> Set problem
Report the number of lines that include "background", with no additional text.

> Data to use
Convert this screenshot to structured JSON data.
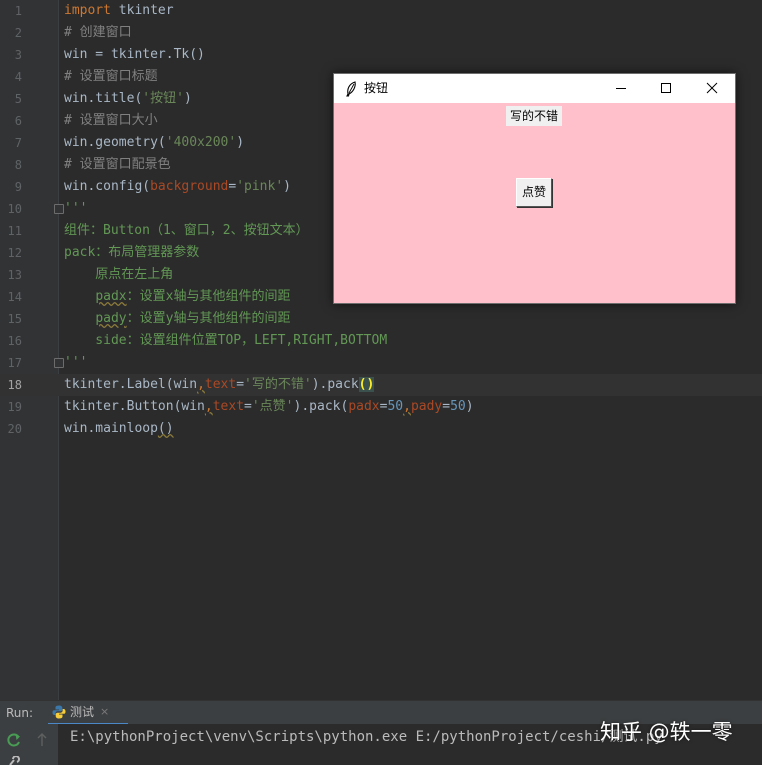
{
  "editor": {
    "line_numbers": [
      "1",
      "2",
      "3",
      "4",
      "5",
      "6",
      "7",
      "8",
      "9",
      "10",
      "11",
      "12",
      "13",
      "14",
      "15",
      "16",
      "17",
      "18",
      "19",
      "20"
    ],
    "line1": {
      "kw": "import",
      "rest": " tkinter"
    },
    "line2": {
      "comment": "# 创建窗口"
    },
    "line3": {
      "text": "win = tkinter.Tk()"
    },
    "line4": {
      "comment": "# 设置窗口标题"
    },
    "line5": {
      "a": "win.title(",
      "str": "'按钮'",
      "b": ")"
    },
    "line6": {
      "comment": "# 设置窗口大小"
    },
    "line7": {
      "a": "win.geometry(",
      "str": "'400x200'",
      "b": ")"
    },
    "line8": {
      "comment": "# 设置窗口配景色"
    },
    "line9": {
      "a": "win.config(",
      "param": "background",
      "eq": "=",
      "str": "'pink'",
      "b": ")"
    },
    "line10": {
      "doc": "'''"
    },
    "line11": {
      "doc": "组件：Button（1、窗口，2、按钮文本）"
    },
    "line12": {
      "doc": "pack：布局管理器参数"
    },
    "line13": {
      "doc": "    原点在左上角"
    },
    "line14": {
      "doc_a": "    ",
      "doc_sq": "padx",
      "doc_b": "：设置x轴与其他组件的间距"
    },
    "line15": {
      "doc_a": "    ",
      "doc_sq": "pady",
      "doc_b": "：设置y轴与其他组件的间距"
    },
    "line16": {
      "doc": "    side：设置组件位置TOP，LEFT,RIGHT,BOTTOM"
    },
    "line17": {
      "doc": "'''"
    },
    "line18": {
      "a": "tkinter.Label(win",
      "comma": ",",
      "param": "text",
      "eq": "=",
      "str": "'写的不错'",
      "b": ").pack",
      "paren": "()"
    },
    "line19": {
      "a": "tkinter.Button(win",
      "comma1": ",",
      "param1": "text",
      "eq1": "=",
      "str": "'点赞'",
      "b": ").pack(",
      "param2": "padx",
      "eq2": "=",
      "num1": "50",
      "comma2": ",",
      "param3": "pady",
      "eq3": "=",
      "num2": "50",
      "c": ")"
    },
    "line20": {
      "a": "win.mainloop",
      "paren": "()"
    }
  },
  "tk_window": {
    "title": "按钮",
    "label_text": "写的不错",
    "button_text": "点赞",
    "background": "#ffc0cb"
  },
  "run_panel": {
    "label": "Run:",
    "tab_label": "测试",
    "tab_close": "×",
    "console_line": "E:\\pythonProject\\venv\\Scripts\\python.exe E:/pythonProject/ceshi/测试.py"
  },
  "watermark": "知乎 @轶一零",
  "icons": {
    "feather": "tk-feather-icon",
    "python": "python-icon",
    "rerun": "rerun-icon",
    "up": "arrow-up-icon",
    "wrench": "wrench-icon"
  }
}
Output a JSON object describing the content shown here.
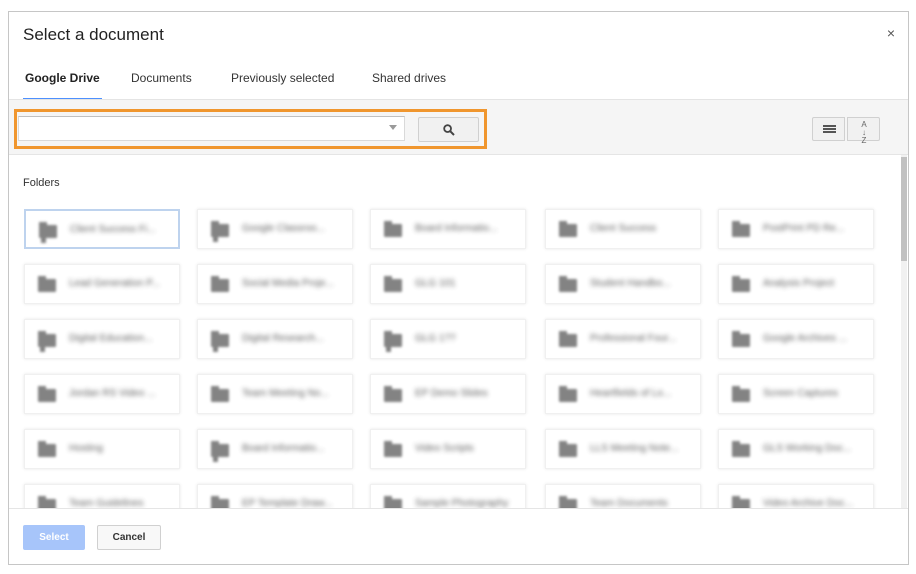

> Finished exercise
2